▶ **Do this**
Go through the material below and copy each line where the word "DRIVE" appears.

--

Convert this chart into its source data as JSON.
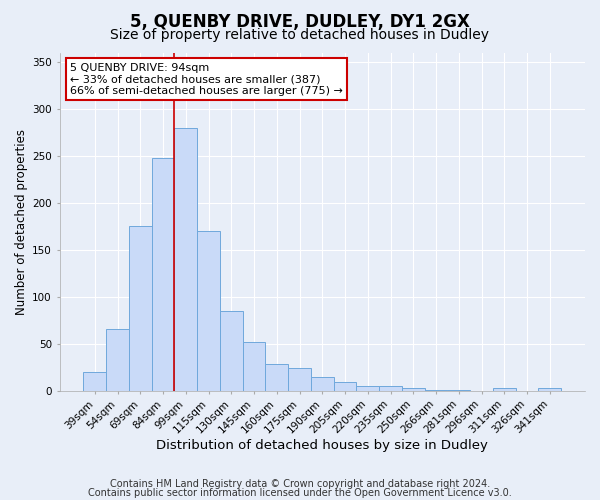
{
  "title": "5, QUENBY DRIVE, DUDLEY, DY1 2GX",
  "subtitle": "Size of property relative to detached houses in Dudley",
  "xlabel": "Distribution of detached houses by size in Dudley",
  "ylabel": "Number of detached properties",
  "bar_labels": [
    "39sqm",
    "54sqm",
    "69sqm",
    "84sqm",
    "99sqm",
    "115sqm",
    "130sqm",
    "145sqm",
    "160sqm",
    "175sqm",
    "190sqm",
    "205sqm",
    "220sqm",
    "235sqm",
    "250sqm",
    "266sqm",
    "281sqm",
    "296sqm",
    "311sqm",
    "326sqm",
    "341sqm"
  ],
  "bar_values": [
    20,
    66,
    175,
    248,
    280,
    170,
    85,
    52,
    29,
    24,
    15,
    9,
    5,
    5,
    3,
    1,
    1,
    0,
    3,
    0,
    3
  ],
  "bar_color": "#c9daf8",
  "bar_edge_color": "#6fa8dc",
  "vline_x_idx": 4,
  "vline_color": "#cc0000",
  "ylim": [
    0,
    360
  ],
  "yticks": [
    0,
    50,
    100,
    150,
    200,
    250,
    300,
    350
  ],
  "annotation_title": "5 QUENBY DRIVE: 94sqm",
  "annotation_line1": "← 33% of detached houses are smaller (387)",
  "annotation_line2": "66% of semi-detached houses are larger (775) →",
  "annotation_box_edge": "#cc0000",
  "footer_line1": "Contains HM Land Registry data © Crown copyright and database right 2024.",
  "footer_line2": "Contains public sector information licensed under the Open Government Licence v3.0.",
  "bg_color": "#e8eef8",
  "plot_bg_color": "#e8eef8",
  "grid_color": "#ffffff",
  "title_fontsize": 12,
  "subtitle_fontsize": 10,
  "xlabel_fontsize": 9.5,
  "ylabel_fontsize": 8.5,
  "tick_fontsize": 7.5,
  "footer_fontsize": 7,
  "ann_fontsize": 8
}
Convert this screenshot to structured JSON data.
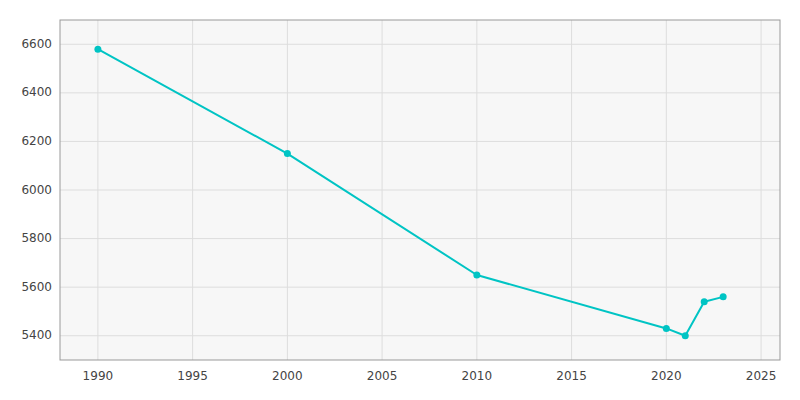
{
  "chart_data": {
    "type": "line",
    "x": [
      1990,
      2000,
      2010,
      2020,
      2021,
      2022,
      2023
    ],
    "values": [
      6580,
      6150,
      5650,
      5430,
      5400,
      5540,
      5560
    ],
    "color": "#00C4C4",
    "marker": "circle",
    "xlim": [
      1988,
      2026
    ],
    "ylim": [
      5300,
      6700
    ],
    "xticks": [
      1990,
      1995,
      2000,
      2005,
      2010,
      2015,
      2020,
      2025
    ],
    "yticks": [
      5400,
      5600,
      5800,
      6000,
      6200,
      6400,
      6600
    ],
    "grid": true
  }
}
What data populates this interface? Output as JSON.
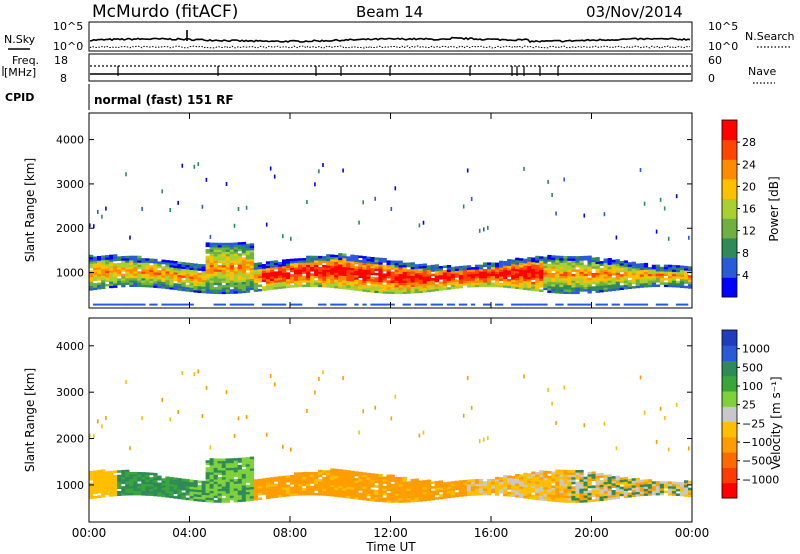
{
  "header": {
    "station": "McMurdo (fitACF)",
    "beam": "Beam 14",
    "date": "03/Nov/2014"
  },
  "status_panels": {
    "nsky_label": "N.Sky",
    "nsky_ticks": [
      "10^5",
      "10^0"
    ],
    "nsearch_label": "N.Search",
    "nsearch_ticks": [
      "10^5",
      "10^0"
    ],
    "freq_label_1": "Freq.",
    "freq_label_2": "[MHz]",
    "freq_ticks": [
      "18",
      "8"
    ],
    "nave_label": "Nave",
    "nave_ticks": [
      "60",
      "0"
    ],
    "cpid_label": "CPID",
    "cpid_value": "normal (fast) 151 RF"
  },
  "colors": {
    "power_scale": [
      "#0000ff",
      "#2a5bd6",
      "#2e8b57",
      "#6fb043",
      "#a8d030",
      "#ffc000",
      "#ff8c00",
      "#ff4500",
      "#ff0000"
    ],
    "velocity_scale": [
      "#ff0000",
      "#ff3c00",
      "#ff6a00",
      "#ff9c00",
      "#ffbf00",
      "#c8c8c8",
      "#7fd13b",
      "#3aa63a",
      "#2e8b57",
      "#2a5bd6",
      "#1e3cbf"
    ]
  },
  "chart_data": [
    {
      "type": "heatmap",
      "name": "power",
      "ylabel": "Slant Range [km]",
      "yticks": [
        "1000",
        "2000",
        "3000",
        "4000"
      ],
      "ylim": [
        200,
        4600
      ],
      "xlim": [
        0,
        24
      ],
      "colorbar_label": "Power [dB]",
      "colorbar_ticks": [
        "4",
        "8",
        "12",
        "16",
        "20",
        "24",
        "28"
      ],
      "colorbar_range": [
        0,
        32
      ]
    },
    {
      "type": "heatmap",
      "name": "velocity",
      "ylabel": "Slant Range [km]",
      "yticks": [
        "1000",
        "2000",
        "3000",
        "4000"
      ],
      "ylim": [
        200,
        4600
      ],
      "xlim": [
        0,
        24
      ],
      "colorbar_label": "Velocity [m s⁻¹]",
      "colorbar_ticks": [
        "1000",
        "500",
        "100",
        "25",
        "−25",
        "−100",
        "−500",
        "−1000"
      ]
    }
  ],
  "xaxis": {
    "label": "Time UT",
    "ticks": [
      "00:00",
      "04:00",
      "08:00",
      "12:00",
      "16:00",
      "20:00",
      "00:00"
    ]
  }
}
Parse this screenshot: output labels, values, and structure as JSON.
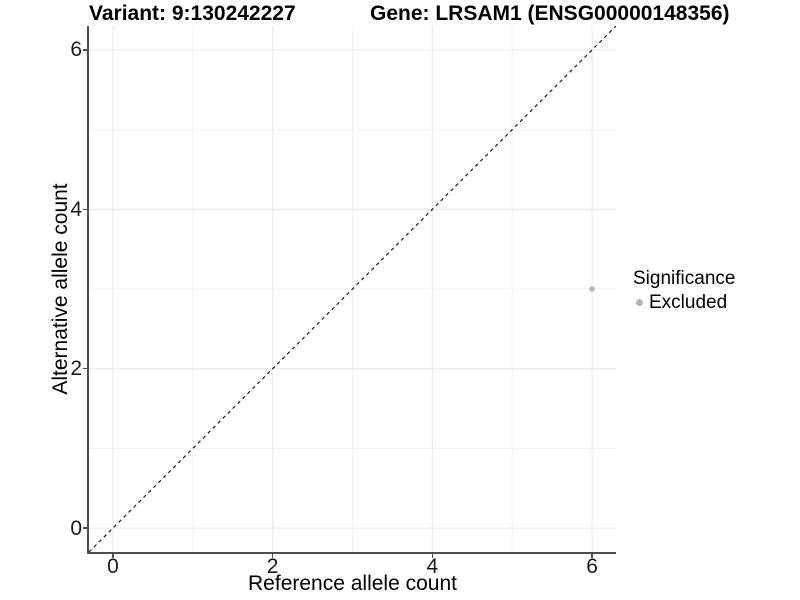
{
  "titles": {
    "variant": "Variant: 9:130242227",
    "gene": "Gene: LRSAM1 (ENSG00000148356)"
  },
  "chart_data": {
    "type": "scatter",
    "xlabel": "Reference allele count",
    "ylabel": "Alternative allele count",
    "xlim": [
      -0.3,
      6.3
    ],
    "ylim": [
      -0.3,
      6.3
    ],
    "x_ticks": [
      0,
      2,
      4,
      6
    ],
    "y_ticks": [
      0,
      2,
      4,
      6
    ],
    "x_minor_ticks": [
      1,
      3,
      5
    ],
    "y_minor_ticks": [
      1,
      3,
      5
    ],
    "grid": true,
    "points": [
      {
        "x": 6,
        "y": 3,
        "series": "Excluded"
      }
    ],
    "abline": {
      "slope": 1,
      "intercept": 0,
      "style": "dashed"
    },
    "legend": {
      "title": "Significance",
      "position": "right",
      "items": [
        {
          "label": "Excluded",
          "color": "#b5b5b5"
        }
      ]
    }
  },
  "colors": {
    "point_excluded": "#b5b5b5",
    "axis_line": "#4e4e4e",
    "grid_major": "#e6e6e6",
    "grid_minor": "#f2f2f2",
    "dash_line": "#1a1a1a",
    "tick_text": "#1a1a1a"
  }
}
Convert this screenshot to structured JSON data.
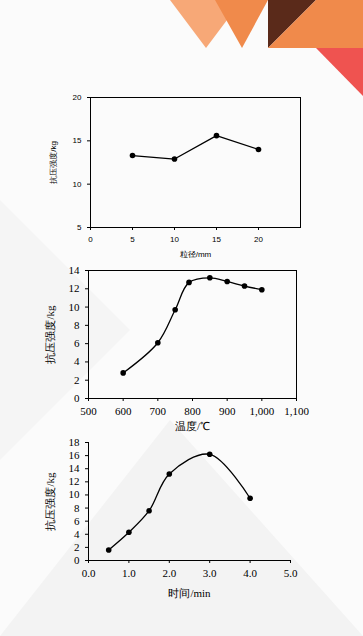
{
  "chart_data": [
    {
      "type": "line",
      "x_label": "粒径/mm",
      "y_label": "抗压强度/kg",
      "x": [
        5,
        10,
        15,
        20
      ],
      "values": [
        13.3,
        12.9,
        15.6,
        14.0
      ],
      "xlim": [
        0,
        25
      ],
      "xticks": [
        0,
        5,
        10,
        15,
        20
      ],
      "ylim": [
        5,
        20
      ],
      "yticks": [
        5,
        10,
        15,
        20
      ],
      "color": "#000000",
      "marker": "circle",
      "line_style": "straight"
    },
    {
      "type": "line",
      "x_label": "温度/℃",
      "y_label": "抗压强度/kg",
      "x": [
        600,
        700,
        750,
        790,
        850,
        900,
        950,
        1000
      ],
      "values": [
        2.8,
        6.1,
        9.7,
        12.7,
        13.2,
        12.8,
        12.3,
        11.9
      ],
      "xlim": [
        500,
        1100
      ],
      "xticks": [
        500,
        600,
        700,
        800,
        900,
        1000,
        1100
      ],
      "ylim": [
        0,
        14
      ],
      "yticks": [
        0,
        2,
        4,
        6,
        8,
        10,
        12,
        14
      ],
      "color": "#000000",
      "marker": "circle",
      "line_style": "smooth"
    },
    {
      "type": "line",
      "x_label": "时间/min",
      "y_label": "抗压强度/kg",
      "x": [
        0.5,
        1,
        1.5,
        2,
        3,
        4
      ],
      "values": [
        1.6,
        4.3,
        7.6,
        13.2,
        16.2,
        9.5
      ],
      "xlim": [
        0,
        5
      ],
      "xticks": [
        0,
        1,
        2,
        3,
        4,
        5
      ],
      "ylim": [
        0,
        18
      ],
      "yticks": [
        0,
        2,
        4,
        6,
        8,
        10,
        12,
        14,
        16,
        18
      ],
      "color": "#000000",
      "marker": "circle",
      "line_style": "smooth"
    }
  ]
}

--

▶ **Exercise solution**
  "title": "5, QUENBY DRIVE, DUDLEY, DY1 2GX",
  "annotation_title": "5 QUENBY DRIVE: 94sqm",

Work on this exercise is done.